## Given data
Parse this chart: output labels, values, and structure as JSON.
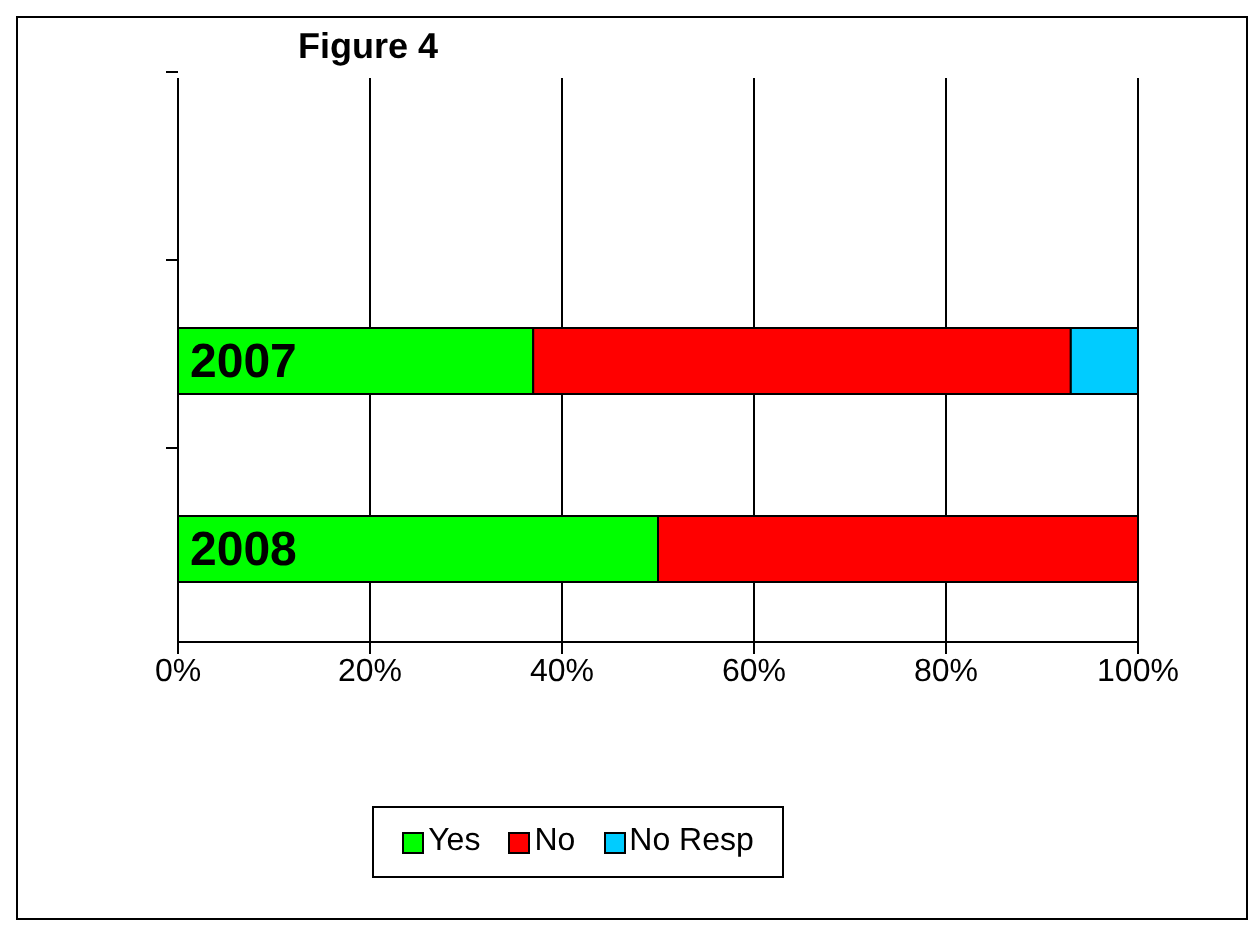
{
  "chart_data": {
    "type": "bar",
    "orientation": "horizontal",
    "stacked": true,
    "title": "Figure 4",
    "categories": [
      null,
      "2007",
      "2008"
    ],
    "series": [
      {
        "name": "Yes",
        "color": "#00ff00",
        "values": [
          null,
          37,
          50
        ]
      },
      {
        "name": "No",
        "color": "#ff0000",
        "values": [
          null,
          56,
          50
        ]
      },
      {
        "name": "No Resp",
        "color": "#00ccff",
        "values": [
          null,
          7,
          0
        ]
      }
    ],
    "xlim": [
      0,
      100
    ],
    "xticks": [
      {
        "value": 0,
        "label": "0%"
      },
      {
        "value": 20,
        "label": "20%"
      },
      {
        "value": 40,
        "label": "40%"
      },
      {
        "value": 60,
        "label": "60%"
      },
      {
        "value": 80,
        "label": "80%"
      },
      {
        "value": 100,
        "label": "100%"
      }
    ],
    "grid": "x",
    "legend": "bottom"
  }
}
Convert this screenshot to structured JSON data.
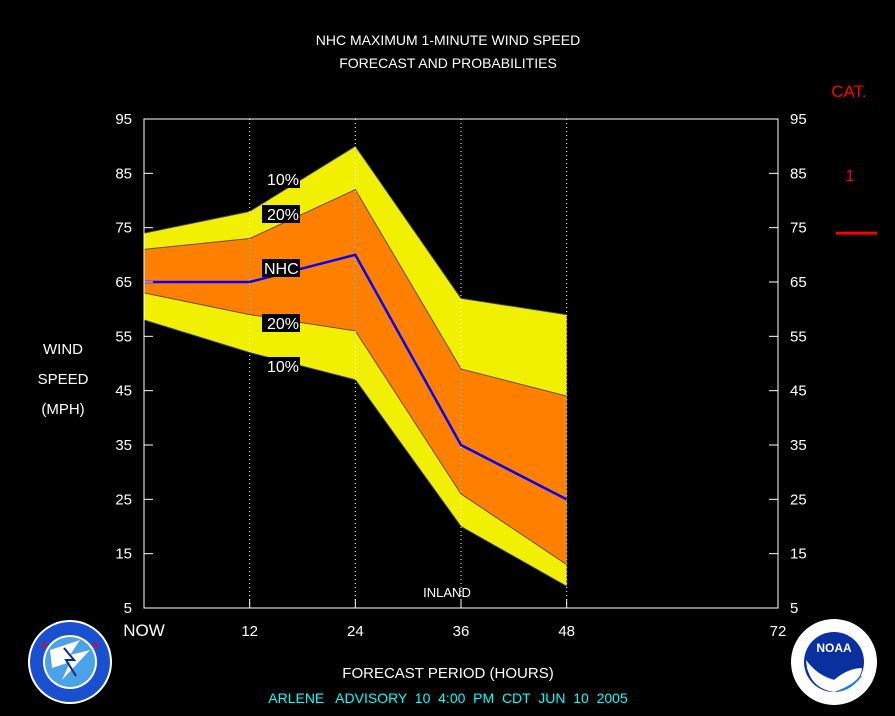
{
  "title_line1": "NHC MAXIMUM 1-MINUTE WIND SPEED",
  "title_line2": "FORECAST AND PROBABILITIES",
  "ylabel_lines": [
    "WIND",
    "SPEED",
    "(MPH)"
  ],
  "xlabel": "FORECAST PERIOD (HOURS)",
  "footer": "ARLENE   ADVISORY  10  4:00  PM  CDT  JUN  10  2005",
  "cat_header": "CAT.",
  "cat_value": "1",
  "cat_threshold_mph": 74,
  "inland_label": "INLAND",
  "band_labels": {
    "outer_upper": "10%",
    "inner_upper": "20%",
    "nhc": "NHC",
    "inner_lower": "20%",
    "outer_lower": "10%"
  },
  "colors": {
    "outer_band": "#f0f000",
    "inner_band": "#ff8000",
    "nhc_line": "#0000ff",
    "cat_color": "#ff0000",
    "footer_color": "#00ffff"
  },
  "logos": {
    "left": "nws-logo",
    "right": "noaa-logo"
  },
  "chart_data": {
    "type": "area",
    "xlim": [
      0,
      72
    ],
    "ylim": [
      5,
      95
    ],
    "x_ticks": [
      0,
      12,
      24,
      36,
      48,
      72
    ],
    "x_tick_labels": [
      "NOW",
      "12",
      "24",
      "36",
      "48",
      "72"
    ],
    "y_ticks": [
      5,
      15,
      25,
      35,
      45,
      55,
      65,
      75,
      85,
      95
    ],
    "y_tick_labels": [
      "5",
      "15",
      "25",
      "35",
      "45",
      "55",
      "65",
      "75",
      "85",
      "95"
    ],
    "x": [
      0,
      12,
      24,
      36,
      48
    ],
    "series": [
      {
        "name": "10%",
        "values": [
          74,
          78,
          90,
          62,
          59
        ]
      },
      {
        "name": "20%",
        "values": [
          71,
          73,
          82,
          49,
          44
        ]
      },
      {
        "name": "NHC",
        "values": [
          65,
          65,
          70,
          35,
          25
        ]
      },
      {
        "name": "20%",
        "values": [
          63,
          59,
          56,
          26,
          13
        ]
      },
      {
        "name": "10%",
        "values": [
          58,
          52,
          47,
          20,
          9
        ]
      }
    ]
  }
}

## Written request
Make a copy of each line that contains the string "JSON".

## Exercise output
Parse this chart: output labels, values, and structure as JSON.
Convert this screenshot to structured JSON data.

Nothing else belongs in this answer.